### Given problem
Write out the records again, exactly, leaving none out.
-- BEGIN Data records --
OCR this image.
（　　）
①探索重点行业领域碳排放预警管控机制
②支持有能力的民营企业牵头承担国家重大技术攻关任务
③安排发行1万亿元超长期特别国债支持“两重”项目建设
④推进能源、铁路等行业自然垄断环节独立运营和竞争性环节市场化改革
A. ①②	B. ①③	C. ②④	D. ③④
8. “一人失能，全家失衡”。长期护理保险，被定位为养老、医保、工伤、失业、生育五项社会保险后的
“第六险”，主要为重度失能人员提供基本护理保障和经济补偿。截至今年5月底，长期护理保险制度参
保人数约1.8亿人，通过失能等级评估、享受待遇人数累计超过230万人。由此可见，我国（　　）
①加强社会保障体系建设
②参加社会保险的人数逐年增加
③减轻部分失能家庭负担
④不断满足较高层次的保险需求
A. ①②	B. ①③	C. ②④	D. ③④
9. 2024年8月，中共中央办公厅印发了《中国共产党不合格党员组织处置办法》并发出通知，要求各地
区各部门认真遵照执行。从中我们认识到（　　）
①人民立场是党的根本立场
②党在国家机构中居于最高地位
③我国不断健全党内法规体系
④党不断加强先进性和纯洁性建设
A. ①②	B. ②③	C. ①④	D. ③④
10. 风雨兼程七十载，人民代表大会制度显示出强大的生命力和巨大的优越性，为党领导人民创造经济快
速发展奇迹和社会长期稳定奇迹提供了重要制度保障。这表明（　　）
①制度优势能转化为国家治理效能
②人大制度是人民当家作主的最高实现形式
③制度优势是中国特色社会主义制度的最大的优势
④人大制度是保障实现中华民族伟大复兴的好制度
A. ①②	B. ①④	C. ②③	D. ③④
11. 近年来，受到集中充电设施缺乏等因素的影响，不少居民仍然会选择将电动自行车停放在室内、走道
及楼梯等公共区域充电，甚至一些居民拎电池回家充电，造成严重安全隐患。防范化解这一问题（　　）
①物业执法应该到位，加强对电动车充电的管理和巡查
-- END Data records --
### Task result
OCR this image.
（　　）
①探索重点行业领域碳排放预警管控机制
②支持有能力的民营企业牵头承担国家重大技术攻关任务
③安排发行1万亿元超长期特别国债支持“两重”项目建设
④推进能源、铁路等行业自然垄断环节独立运营和竞争性环节市场化改革
A. ①②	B. ①③	C. ②④	D. ③④
8. “一人失能，全家失衡”。长期护理保险，被定位为养老、医保、工伤、失业、生育五项社会保险后的
“第六险”，主要为重度失能人员提供基本护理保障和经济补偿。截至今年5月底，长期护理保险制度参
保人数约1.8亿人，通过失能等级评估、享受待遇人数累计超过230万人。由此可见，我国（　　）
①加强社会保障体系建设
②参加社会保险的人数逐年增加
③减轻部分失能家庭负担
④不断满足较高层次的保险需求
A. ①②	B. ①③	C. ②④	D. ③④
9. 2024年8月，中共中央办公厅印发了《中国共产党不合格党员组织处置办法》并发出通知，要求各地
区各部门认真遵照执行。从中我们认识到（　　）
①人民立场是党的根本立场
②党在国家机构中居于最高地位
③我国不断健全党内法规体系
④党不断加强先进性和纯洁性建设
A. ①②	B. ②③	C. ①④	D. ③④
10. 风雨兼程七十载，人民代表大会制度显示出强大的生命力和巨大的优越性，为党领导人民创造经济快
速发展奇迹和社会长期稳定奇迹提供了重要制度保障。这表明（　　）
①制度优势能转化为国家治理效能
②人大制度是人民当家作主的最高实现形式
③制度优势是中国特色社会主义制度的最大的优势
④人大制度是保障实现中华民族伟大复兴的好制度
A. ①②	B. ①④	C. ②③	D. ③④
11. 近年来，受到集中充电设施缺乏等因素的影响，不少居民仍然会选择将电动自行车停放在室内、走道
及楼梯等公共区域充电，甚至一些居民拎电池回家充电，造成严重安全隐患。防范化解这一问题（　　）
①物业执法应该到位，加强对电动车充电的管理和巡查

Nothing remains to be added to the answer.